Output the data that follows exactly, line for line.

────────────────

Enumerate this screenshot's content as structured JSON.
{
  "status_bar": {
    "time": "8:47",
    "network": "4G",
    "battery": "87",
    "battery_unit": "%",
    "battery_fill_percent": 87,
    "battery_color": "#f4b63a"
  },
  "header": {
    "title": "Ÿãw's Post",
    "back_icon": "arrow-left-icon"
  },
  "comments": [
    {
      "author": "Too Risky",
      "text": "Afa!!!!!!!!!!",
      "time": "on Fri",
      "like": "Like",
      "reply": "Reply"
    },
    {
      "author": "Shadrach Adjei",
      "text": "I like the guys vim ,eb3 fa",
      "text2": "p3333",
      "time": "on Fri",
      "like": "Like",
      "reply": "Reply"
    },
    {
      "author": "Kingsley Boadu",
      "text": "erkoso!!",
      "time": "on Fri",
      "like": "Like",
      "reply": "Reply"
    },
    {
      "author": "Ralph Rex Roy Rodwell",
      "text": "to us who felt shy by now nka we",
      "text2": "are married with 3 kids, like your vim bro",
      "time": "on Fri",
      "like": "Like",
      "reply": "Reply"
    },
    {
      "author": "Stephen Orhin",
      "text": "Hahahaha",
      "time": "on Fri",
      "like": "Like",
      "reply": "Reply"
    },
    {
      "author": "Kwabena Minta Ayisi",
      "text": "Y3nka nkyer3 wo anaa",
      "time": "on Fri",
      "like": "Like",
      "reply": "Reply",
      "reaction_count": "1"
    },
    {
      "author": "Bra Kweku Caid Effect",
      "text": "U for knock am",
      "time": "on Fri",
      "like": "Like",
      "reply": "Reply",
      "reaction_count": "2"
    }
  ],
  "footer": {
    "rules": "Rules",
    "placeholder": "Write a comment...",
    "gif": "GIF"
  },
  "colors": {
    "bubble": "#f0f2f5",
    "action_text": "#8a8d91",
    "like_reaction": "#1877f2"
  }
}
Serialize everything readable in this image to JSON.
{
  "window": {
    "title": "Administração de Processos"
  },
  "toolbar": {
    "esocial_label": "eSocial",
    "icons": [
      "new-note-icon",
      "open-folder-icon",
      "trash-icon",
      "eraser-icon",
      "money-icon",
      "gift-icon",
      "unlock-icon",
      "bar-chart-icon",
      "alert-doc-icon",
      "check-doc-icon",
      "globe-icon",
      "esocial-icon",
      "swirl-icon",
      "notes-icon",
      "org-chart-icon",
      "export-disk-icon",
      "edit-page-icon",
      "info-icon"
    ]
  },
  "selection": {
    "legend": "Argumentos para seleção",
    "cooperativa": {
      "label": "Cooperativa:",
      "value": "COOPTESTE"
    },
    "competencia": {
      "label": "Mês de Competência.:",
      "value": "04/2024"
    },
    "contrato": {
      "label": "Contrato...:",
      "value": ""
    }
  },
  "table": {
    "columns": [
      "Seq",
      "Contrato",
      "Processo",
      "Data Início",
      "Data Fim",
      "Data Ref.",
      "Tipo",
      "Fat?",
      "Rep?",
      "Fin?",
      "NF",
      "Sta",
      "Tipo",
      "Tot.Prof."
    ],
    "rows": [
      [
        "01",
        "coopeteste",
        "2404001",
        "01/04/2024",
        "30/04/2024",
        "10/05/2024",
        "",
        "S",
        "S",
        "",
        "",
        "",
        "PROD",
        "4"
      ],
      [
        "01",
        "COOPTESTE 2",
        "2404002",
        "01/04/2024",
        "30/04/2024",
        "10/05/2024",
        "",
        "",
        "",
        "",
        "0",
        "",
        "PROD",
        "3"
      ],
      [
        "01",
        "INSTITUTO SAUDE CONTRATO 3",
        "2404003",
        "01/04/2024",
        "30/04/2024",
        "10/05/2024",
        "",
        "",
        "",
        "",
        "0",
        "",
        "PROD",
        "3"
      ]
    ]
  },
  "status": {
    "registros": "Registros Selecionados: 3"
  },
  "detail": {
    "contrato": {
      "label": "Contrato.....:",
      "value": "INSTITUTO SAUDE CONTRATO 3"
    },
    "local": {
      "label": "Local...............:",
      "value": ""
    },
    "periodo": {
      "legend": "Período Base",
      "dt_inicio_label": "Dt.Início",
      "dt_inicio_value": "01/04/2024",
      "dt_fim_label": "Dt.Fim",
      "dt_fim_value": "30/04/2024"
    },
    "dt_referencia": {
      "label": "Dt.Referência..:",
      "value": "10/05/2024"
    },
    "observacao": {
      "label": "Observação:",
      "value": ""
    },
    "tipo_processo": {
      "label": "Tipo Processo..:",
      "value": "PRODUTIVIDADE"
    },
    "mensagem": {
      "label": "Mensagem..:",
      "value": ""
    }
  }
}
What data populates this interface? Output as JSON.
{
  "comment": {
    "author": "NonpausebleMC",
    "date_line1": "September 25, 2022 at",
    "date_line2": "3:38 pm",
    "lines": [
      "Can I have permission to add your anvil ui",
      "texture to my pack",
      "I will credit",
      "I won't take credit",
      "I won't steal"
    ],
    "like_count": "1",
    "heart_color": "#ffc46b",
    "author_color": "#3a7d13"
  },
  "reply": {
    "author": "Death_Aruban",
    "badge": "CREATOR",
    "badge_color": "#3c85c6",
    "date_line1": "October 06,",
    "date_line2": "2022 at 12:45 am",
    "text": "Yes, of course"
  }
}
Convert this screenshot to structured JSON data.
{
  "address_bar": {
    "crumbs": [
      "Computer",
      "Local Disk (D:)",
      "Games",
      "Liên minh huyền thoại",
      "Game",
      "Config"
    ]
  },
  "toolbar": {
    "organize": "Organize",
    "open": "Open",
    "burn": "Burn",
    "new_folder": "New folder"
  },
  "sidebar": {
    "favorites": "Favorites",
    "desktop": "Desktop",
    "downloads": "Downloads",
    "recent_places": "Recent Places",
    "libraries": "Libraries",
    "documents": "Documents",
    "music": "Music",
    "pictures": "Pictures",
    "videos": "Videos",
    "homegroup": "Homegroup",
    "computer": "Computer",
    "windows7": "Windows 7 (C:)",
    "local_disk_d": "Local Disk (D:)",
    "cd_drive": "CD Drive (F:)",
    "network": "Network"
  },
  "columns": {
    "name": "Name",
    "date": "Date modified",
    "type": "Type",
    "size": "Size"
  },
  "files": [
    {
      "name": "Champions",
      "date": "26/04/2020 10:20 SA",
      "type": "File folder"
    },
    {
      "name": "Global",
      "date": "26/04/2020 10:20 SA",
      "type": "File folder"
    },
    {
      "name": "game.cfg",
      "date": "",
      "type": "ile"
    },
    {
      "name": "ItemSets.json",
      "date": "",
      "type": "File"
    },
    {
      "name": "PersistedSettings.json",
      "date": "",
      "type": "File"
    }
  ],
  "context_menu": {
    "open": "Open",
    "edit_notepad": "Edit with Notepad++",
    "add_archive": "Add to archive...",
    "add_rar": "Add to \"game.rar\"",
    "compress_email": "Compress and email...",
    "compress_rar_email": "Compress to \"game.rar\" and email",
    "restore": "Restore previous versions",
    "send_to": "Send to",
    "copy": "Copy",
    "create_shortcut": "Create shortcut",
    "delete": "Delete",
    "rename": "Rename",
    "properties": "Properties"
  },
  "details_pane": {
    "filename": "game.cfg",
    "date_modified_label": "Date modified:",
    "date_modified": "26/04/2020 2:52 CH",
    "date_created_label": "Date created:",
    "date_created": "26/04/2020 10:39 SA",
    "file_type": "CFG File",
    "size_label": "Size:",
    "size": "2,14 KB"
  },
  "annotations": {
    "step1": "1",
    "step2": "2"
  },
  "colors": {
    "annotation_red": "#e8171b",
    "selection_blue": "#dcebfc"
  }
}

────────────────

# THE RESULT:
Enumerate this screenshot's content as structured JSON.
{
  "status_bar": {
    "time": "8:47",
    "network": "4G",
    "battery": "87",
    "battery_unit": "%",
    "battery_fill_percent": 87,
    "battery_color": "#f4b63a"
  },
  "header": {
    "title": "Ÿãw's Post",
    "back_icon": "arrow-left-icon"
  },
  "comments": [
    {
      "author": "Too Risky",
      "text": "Afa!!!!!!!!!!",
      "time": "on Fri",
      "like": "Like",
      "reply": "Reply"
    },
    {
      "author": "Shadrach Adjei",
      "text": "I like the guys vim ,eb3 fa",
      "text2": "p3333",
      "time": "on Fri",
      "like": "Like",
      "reply": "Reply"
    },
    {
      "author": "Kingsley Boadu",
      "text": "erkoso!!",
      "time": "on Fri",
      "like": "Like",
      "reply": "Reply"
    },
    {
      "author": "Ralph Rex Roy Rodwell",
      "text": "to us who felt shy by now nka we",
      "text2": "are married with 3 kids, like your vim bro",
      "time": "on Fri",
      "like": "Like",
      "reply": "Reply"
    },
    {
      "author": "Stephen Orhin",
      "text": "Hahahaha",
      "time": "on Fri",
      "like": "Like",
      "reply": "Reply"
    },
    {
      "author": "Kwabena Minta Ayisi",
      "text": "Y3nka nkyer3 wo anaa",
      "time": "on Fri",
      "like": "Like",
      "reply": "Reply",
      "reaction_count": "1"
    },
    {
      "author": "Bra Kweku Caid Effect",
      "text": "U for knock am",
      "time": "on Fri",
      "like": "Like",
      "reply": "Reply",
      "reaction_count": "2"
    }
  ],
  "footer": {
    "rules": "Rules",
    "placeholder": "Write a comment...",
    "gif": "GIF"
  },
  "colors": {
    "bubble": "#f0f2f5",
    "action_text": "#8a8d91",
    "like_reaction": "#1877f2"
  }
}
Serialize everything readable in this image to JSON.
{
  "window": {
    "title": "Administração de Processos"
  },
  "toolbar": {
    "esocial_label": "eSocial",
    "icons": [
      "new-note-icon",
      "open-folder-icon",
      "trash-icon",
      "eraser-icon",
      "money-icon",
      "gift-icon",
      "unlock-icon",
      "bar-chart-icon",
      "alert-doc-icon",
      "check-doc-icon",
      "globe-icon",
      "esocial-icon",
      "swirl-icon",
      "notes-icon",
      "org-chart-icon",
      "export-disk-icon",
      "edit-page-icon",
      "info-icon"
    ]
  },
  "selection": {
    "legend": "Argumentos para seleção",
    "cooperativa": {
      "label": "Cooperativa:",
      "value": "COOPTESTE"
    },
    "competencia": {
      "label": "Mês de Competência.:",
      "value": "04/2024"
    },
    "contrato": {
      "label": "Contrato...:",
      "value": ""
    }
  },
  "table": {
    "columns": [
      "Seq",
      "Contrato",
      "Processo",
      "Data Início",
      "Data Fim",
      "Data Ref.",
      "Tipo",
      "Fat?",
      "Rep?",
      "Fin?",
      "NF",
      "Sta",
      "Tipo",
      "Tot.Prof."
    ],
    "rows": [
      [
        "01",
        "coopeteste",
        "2404001",
        "01/04/2024",
        "30/04/2024",
        "10/05/2024",
        "",
        "S",
        "S",
        "",
        "",
        "",
        "PROD",
        "4"
      ],
      [
        "01",
        "COOPTESTE 2",
        "2404002",
        "01/04/2024",
        "30/04/2024",
        "10/05/2024",
        "",
        "",
        "",
        "",
        "0",
        "",
        "PROD",
        "3"
      ],
      [
        "01",
        "INSTITUTO SAUDE CONTRATO 3",
        "2404003",
        "01/04/2024",
        "30/04/2024",
        "10/05/2024",
        "",
        "",
        "",
        "",
        "0",
        "",
        "PROD",
        "3"
      ]
    ]
  },
  "status": {
    "registros": "Registros Selecionados: 3"
  },
  "detail": {
    "contrato": {
      "label": "Contrato.....:",
      "value": "INSTITUTO SAUDE CONTRATO 3"
    },
    "local": {
      "label": "Local...............:",
      "value": ""
    },
    "periodo": {
      "legend": "Período Base",
      "dt_inicio_label": "Dt.Início",
      "dt_inicio_value": "01/04/2024",
      "dt_fim_label": "Dt.Fim",
      "dt_fim_value": "30/04/2024"
    },
    "dt_referencia": {
      "label": "Dt.Referência..:",
      "value": "10/05/2024"
    },
    "observacao": {
      "label": "Observação:",
      "value": ""
    },
    "tipo_processo": {
      "label": "Tipo Processo..:",
      "value": "PRODUTIVIDADE"
    },
    "mensagem": {
      "label": "Mensagem..:",
      "value": ""
    }
  }
}
What data populates this interface? Output as JSON.
{
  "comment": {
    "author": "NonpausebleMC",
    "date_line1": "September 25, 2022 at",
    "date_line2": "3:38 pm",
    "lines": [
      "Can I have permission to add your anvil ui",
      "texture to my pack",
      "I will credit",
      "I won't take credit",
      "I won't steal"
    ],
    "like_count": "1",
    "heart_color": "#ffc46b",
    "author_color": "#3a7d13"
  },
  "reply": {
    "author": "Death_Aruban",
    "badge": "CREATOR",
    "badge_color": "#3c85c6",
    "date_line1": "October 06,",
    "date_line2": "2022 at 12:45 am",
    "text": "Yes, of course"
  }
}
Convert this screenshot to structured JSON data.
{
  "address_bar": {
    "crumbs": [
      "Computer",
      "Local Disk (D:)",
      "Games",
      "Liên minh huyền thoại",
      "Game",
      "Config"
    ]
  },
  "toolbar": {
    "organize": "Organize",
    "open": "Open",
    "burn": "Burn",
    "new_folder": "New folder"
  },
  "sidebar": {
    "favorites": "Favorites",
    "desktop": "Desktop",
    "downloads": "Downloads",
    "recent_places": "Recent Places",
    "libraries": "Libraries",
    "documents": "Documents",
    "music": "Music",
    "pictures": "Pictures",
    "videos": "Videos",
    "homegroup": "Homegroup",
    "computer": "Computer",
    "windows7": "Windows 7 (C:)",
    "local_disk_d": "Local Disk (D:)",
    "cd_drive": "CD Drive (F:)",
    "network": "Network"
  },
  "columns": {
    "name": "Name",
    "date": "Date modified",
    "type": "Type",
    "size": "Size"
  },
  "files": [
    {
      "name": "Champions",
      "date": "26/04/2020 10:20 SA",
      "type": "File folder"
    },
    {
      "name": "Global",
      "date": "26/04/2020 10:20 SA",
      "type": "File folder"
    },
    {
      "name": "game.cfg",
      "date": "",
      "type": "ile"
    },
    {
      "name": "ItemSets.json",
      "date": "",
      "type": "File"
    },
    {
      "name": "PersistedSettings.json",
      "date": "",
      "type": "File"
    }
  ],
  "context_menu": {
    "open": "Open",
    "edit_notepad": "Edit with Notepad++",
    "add_archive": "Add to archive...",
    "add_rar": "Add to \"game.rar\"",
    "compress_email": "Compress and email...",
    "compress_rar_email": "Compress to \"game.rar\" and email",
    "restore": "Restore previous versions",
    "send_to": "Send to",
    "copy": "Copy",
    "create_shortcut": "Create shortcut",
    "delete": "Delete",
    "rename": "Rename",
    "properties": "Properties"
  },
  "details_pane": {
    "filename": "game.cfg",
    "date_modified_label": "Date modified:",
    "date_modified": "26/04/2020 2:52 CH",
    "date_created_label": "Date created:",
    "date_created": "26/04/2020 10:39 SA",
    "file_type": "CFG File",
    "size_label": "Size:",
    "size": "2,14 KB"
  },
  "annotations": {
    "step1": "1",
    "step2": "2"
  },
  "colors": {
    "annotation_red": "#e8171b",
    "selection_blue": "#dcebfc"
  }
}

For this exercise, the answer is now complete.